__SET PROBLEM__.
Write out the material exactly, without any of its pictures.

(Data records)
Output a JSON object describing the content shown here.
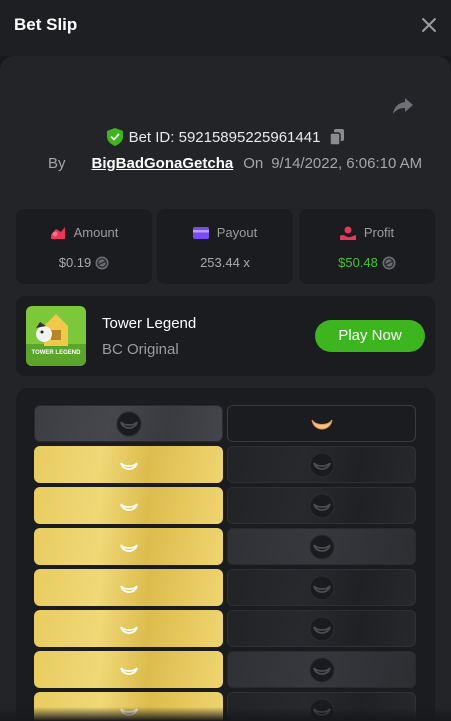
{
  "header": {
    "title": "Bet Slip"
  },
  "bet": {
    "id_label": "Bet ID: 59215895225961441",
    "by_label": "By",
    "username": "BigBadGonaGetcha",
    "on_label": "On",
    "datetime": "9/14/2022, 6:06:10 AM"
  },
  "stats": {
    "amount": {
      "label": "Amount",
      "value": "$0.19"
    },
    "payout": {
      "label": "Payout",
      "value": "253.44 x"
    },
    "profit": {
      "label": "Profit",
      "value": "$50.48"
    }
  },
  "game": {
    "name": "Tower Legend",
    "subtitle": "BC Original",
    "thumb_text": "TOWER LEGEND",
    "play_label": "Play Now"
  },
  "board": {
    "rows": [
      {
        "left": "grey-banana",
        "right": "outline-banana"
      },
      {
        "left": "gold-banana",
        "right": "dark-banana"
      },
      {
        "left": "gold-banana",
        "right": "dark-banana"
      },
      {
        "left": "gold-banana",
        "right": "dim-banana"
      },
      {
        "left": "gold-banana",
        "right": "dark-banana"
      },
      {
        "left": "gold-banana",
        "right": "dark-banana"
      },
      {
        "left": "gold-banana",
        "right": "dim-banana"
      },
      {
        "left": "gold-banana",
        "right": "dark-banana"
      }
    ]
  },
  "colors": {
    "accent_green": "#3db51f",
    "profit_green": "#46c22e",
    "gold_tile": "#e8cc60",
    "panel": "#232427",
    "card": "#1b1c1f"
  },
  "icons": {
    "close": "close-icon",
    "share": "share-icon",
    "verified": "shield-check-icon",
    "copy": "copy-icon",
    "amount": "amount-icon",
    "payout": "payout-icon",
    "profit": "profit-icon",
    "coin": "coin-icon",
    "tile": "banana-icon"
  }
}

__FINAL ANSWER__.
Output a JSON object describing the content shown here.
{
  "header": {
    "title": "Bet Slip"
  },
  "bet": {
    "id_label": "Bet ID: 59215895225961441",
    "by_label": "By",
    "username": "BigBadGonaGetcha",
    "on_label": "On",
    "datetime": "9/14/2022, 6:06:10 AM"
  },
  "stats": {
    "amount": {
      "label": "Amount",
      "value": "$0.19"
    },
    "payout": {
      "label": "Payout",
      "value": "253.44 x"
    },
    "profit": {
      "label": "Profit",
      "value": "$50.48"
    }
  },
  "game": {
    "name": "Tower Legend",
    "subtitle": "BC Original",
    "thumb_text": "TOWER LEGEND",
    "play_label": "Play Now"
  },
  "board": {
    "rows": [
      {
        "left": "grey-banana",
        "right": "outline-banana"
      },
      {
        "left": "gold-banana",
        "right": "dark-banana"
      },
      {
        "left": "gold-banana",
        "right": "dark-banana"
      },
      {
        "left": "gold-banana",
        "right": "dim-banana"
      },
      {
        "left": "gold-banana",
        "right": "dark-banana"
      },
      {
        "left": "gold-banana",
        "right": "dark-banana"
      },
      {
        "left": "gold-banana",
        "right": "dim-banana"
      },
      {
        "left": "gold-banana",
        "right": "dark-banana"
      }
    ]
  },
  "colors": {
    "accent_green": "#3db51f",
    "profit_green": "#46c22e",
    "gold_tile": "#e8cc60",
    "panel": "#232427",
    "card": "#1b1c1f"
  },
  "icons": {
    "close": "close-icon",
    "share": "share-icon",
    "verified": "shield-check-icon",
    "copy": "copy-icon",
    "amount": "amount-icon",
    "payout": "payout-icon",
    "profit": "profit-icon",
    "coin": "coin-icon",
    "tile": "banana-icon"
  }
}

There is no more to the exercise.